• [Aim]: Reproduce word for word everything in the items below, from the line containing "Itemize the components" down to the line containing "- legend-swatch-2033: [1222, 259, 1260, 295]", with both of those lines included.

:: The data ::

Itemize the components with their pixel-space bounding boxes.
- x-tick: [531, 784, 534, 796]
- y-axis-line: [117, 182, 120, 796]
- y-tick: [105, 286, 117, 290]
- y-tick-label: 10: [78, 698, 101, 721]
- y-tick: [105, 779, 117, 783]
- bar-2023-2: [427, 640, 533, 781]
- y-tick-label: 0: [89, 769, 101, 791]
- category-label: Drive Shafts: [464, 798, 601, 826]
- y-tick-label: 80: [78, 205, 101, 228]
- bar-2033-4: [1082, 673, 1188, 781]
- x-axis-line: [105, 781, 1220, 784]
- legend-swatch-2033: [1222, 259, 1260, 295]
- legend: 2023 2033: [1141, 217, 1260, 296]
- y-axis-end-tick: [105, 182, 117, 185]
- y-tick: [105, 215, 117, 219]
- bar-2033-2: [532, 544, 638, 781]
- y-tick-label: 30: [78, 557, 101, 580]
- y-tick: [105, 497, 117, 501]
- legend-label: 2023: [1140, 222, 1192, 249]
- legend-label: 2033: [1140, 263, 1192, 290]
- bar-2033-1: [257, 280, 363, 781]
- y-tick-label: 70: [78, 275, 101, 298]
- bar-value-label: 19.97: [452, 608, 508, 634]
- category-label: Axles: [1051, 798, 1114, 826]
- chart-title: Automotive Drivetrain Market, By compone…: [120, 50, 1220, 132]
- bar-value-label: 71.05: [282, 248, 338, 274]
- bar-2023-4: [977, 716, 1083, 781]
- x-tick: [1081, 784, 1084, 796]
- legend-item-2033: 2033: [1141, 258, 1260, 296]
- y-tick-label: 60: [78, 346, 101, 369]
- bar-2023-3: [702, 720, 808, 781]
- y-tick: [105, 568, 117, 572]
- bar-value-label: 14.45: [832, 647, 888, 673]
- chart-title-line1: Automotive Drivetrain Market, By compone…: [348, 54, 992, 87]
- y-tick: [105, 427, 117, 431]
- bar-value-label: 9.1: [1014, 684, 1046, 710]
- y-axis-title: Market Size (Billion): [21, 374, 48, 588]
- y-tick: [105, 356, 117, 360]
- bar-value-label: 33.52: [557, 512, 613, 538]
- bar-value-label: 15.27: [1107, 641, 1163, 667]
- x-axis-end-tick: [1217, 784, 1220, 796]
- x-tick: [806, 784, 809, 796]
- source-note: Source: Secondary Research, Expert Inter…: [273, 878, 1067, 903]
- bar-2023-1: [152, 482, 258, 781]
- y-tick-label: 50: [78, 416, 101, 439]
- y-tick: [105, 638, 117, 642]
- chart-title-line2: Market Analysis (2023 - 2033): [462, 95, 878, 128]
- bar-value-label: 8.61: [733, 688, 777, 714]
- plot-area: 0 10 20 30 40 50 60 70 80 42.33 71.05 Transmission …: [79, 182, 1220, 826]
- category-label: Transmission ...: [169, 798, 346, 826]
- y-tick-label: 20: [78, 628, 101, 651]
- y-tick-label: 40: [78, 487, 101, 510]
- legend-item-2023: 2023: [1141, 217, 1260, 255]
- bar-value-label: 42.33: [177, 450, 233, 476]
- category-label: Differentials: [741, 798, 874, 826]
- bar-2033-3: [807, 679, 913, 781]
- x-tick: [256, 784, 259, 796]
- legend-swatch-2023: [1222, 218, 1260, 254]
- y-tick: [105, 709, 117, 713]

:::
:: The data ::

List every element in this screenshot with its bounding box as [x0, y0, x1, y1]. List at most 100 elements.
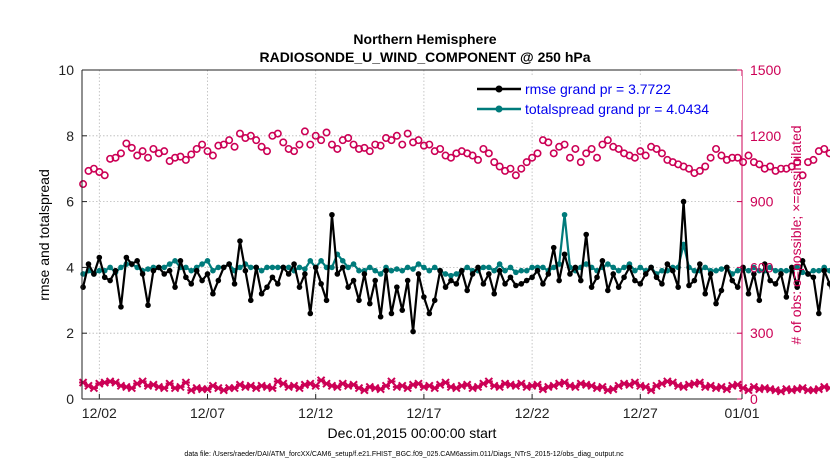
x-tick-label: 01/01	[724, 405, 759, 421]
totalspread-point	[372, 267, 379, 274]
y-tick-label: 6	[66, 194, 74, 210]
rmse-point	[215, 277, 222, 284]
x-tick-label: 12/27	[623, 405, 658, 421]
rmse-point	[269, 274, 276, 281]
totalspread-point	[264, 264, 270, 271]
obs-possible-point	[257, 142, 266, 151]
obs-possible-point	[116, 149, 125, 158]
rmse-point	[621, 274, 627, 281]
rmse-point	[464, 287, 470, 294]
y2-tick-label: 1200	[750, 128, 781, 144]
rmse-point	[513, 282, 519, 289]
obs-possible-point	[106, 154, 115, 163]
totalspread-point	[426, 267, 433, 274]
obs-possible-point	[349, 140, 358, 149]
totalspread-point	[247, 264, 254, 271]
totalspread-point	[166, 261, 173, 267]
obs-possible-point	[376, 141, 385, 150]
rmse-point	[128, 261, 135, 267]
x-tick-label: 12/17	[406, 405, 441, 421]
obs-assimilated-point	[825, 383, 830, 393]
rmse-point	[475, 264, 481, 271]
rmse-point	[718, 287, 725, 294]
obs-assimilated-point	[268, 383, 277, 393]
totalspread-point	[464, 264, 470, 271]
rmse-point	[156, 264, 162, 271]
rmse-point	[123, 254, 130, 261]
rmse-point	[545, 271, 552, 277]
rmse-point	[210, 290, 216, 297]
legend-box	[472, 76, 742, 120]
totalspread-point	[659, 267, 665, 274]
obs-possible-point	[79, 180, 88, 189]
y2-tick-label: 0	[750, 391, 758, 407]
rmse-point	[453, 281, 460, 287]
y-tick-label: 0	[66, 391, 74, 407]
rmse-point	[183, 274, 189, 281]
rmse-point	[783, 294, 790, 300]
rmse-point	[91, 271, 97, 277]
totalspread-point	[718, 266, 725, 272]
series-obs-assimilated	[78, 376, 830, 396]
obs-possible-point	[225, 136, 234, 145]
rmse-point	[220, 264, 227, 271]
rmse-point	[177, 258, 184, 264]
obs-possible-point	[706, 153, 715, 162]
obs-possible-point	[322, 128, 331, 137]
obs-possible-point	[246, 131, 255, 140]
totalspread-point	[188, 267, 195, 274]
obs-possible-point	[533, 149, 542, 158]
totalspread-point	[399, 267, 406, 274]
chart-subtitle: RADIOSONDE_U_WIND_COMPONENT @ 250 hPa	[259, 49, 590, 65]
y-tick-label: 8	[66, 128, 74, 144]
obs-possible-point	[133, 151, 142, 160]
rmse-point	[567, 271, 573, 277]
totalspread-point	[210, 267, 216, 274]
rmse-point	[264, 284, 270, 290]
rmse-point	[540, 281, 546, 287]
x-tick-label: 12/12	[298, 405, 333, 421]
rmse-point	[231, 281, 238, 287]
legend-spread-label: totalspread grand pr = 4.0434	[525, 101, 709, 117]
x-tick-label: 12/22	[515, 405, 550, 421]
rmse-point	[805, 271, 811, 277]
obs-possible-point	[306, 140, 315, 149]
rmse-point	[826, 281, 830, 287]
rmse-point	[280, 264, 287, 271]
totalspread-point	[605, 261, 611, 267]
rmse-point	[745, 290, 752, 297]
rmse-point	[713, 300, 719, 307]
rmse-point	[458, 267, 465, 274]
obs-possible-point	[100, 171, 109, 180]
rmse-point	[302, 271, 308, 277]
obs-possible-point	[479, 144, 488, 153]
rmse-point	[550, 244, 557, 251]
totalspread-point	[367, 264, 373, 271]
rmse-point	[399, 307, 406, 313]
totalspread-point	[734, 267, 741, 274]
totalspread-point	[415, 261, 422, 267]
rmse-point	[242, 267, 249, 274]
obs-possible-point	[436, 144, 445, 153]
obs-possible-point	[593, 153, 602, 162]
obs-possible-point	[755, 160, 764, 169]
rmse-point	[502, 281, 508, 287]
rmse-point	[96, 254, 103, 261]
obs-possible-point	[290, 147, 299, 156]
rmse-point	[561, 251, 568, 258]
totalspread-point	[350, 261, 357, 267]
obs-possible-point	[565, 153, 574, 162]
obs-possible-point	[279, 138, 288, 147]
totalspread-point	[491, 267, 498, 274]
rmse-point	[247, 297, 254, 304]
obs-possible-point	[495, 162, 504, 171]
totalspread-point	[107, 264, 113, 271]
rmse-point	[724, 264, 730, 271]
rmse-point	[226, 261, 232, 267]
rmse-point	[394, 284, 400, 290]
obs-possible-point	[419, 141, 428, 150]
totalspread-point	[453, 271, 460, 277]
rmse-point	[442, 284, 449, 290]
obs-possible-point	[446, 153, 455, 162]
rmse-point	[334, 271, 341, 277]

:::

• [The response]:
Itemize the components with their pixel-space bounding boxes.
- x-tick: [531, 784, 534, 796]
- y-axis-line: [117, 182, 120, 796]
- y-tick: [105, 286, 117, 290]
- y-tick-label: 10: [78, 698, 101, 721]
- y-tick: [105, 779, 117, 783]
- bar-2023-2: [427, 640, 533, 781]
- y-tick-label: 0: [89, 769, 101, 791]
- category-label: Drive Shafts: [464, 798, 601, 826]
- y-tick-label: 80: [78, 205, 101, 228]
- bar-2033-4: [1082, 673, 1188, 781]
- x-axis-line: [105, 781, 1220, 784]
- legend-swatch-2033: [1222, 259, 1260, 295]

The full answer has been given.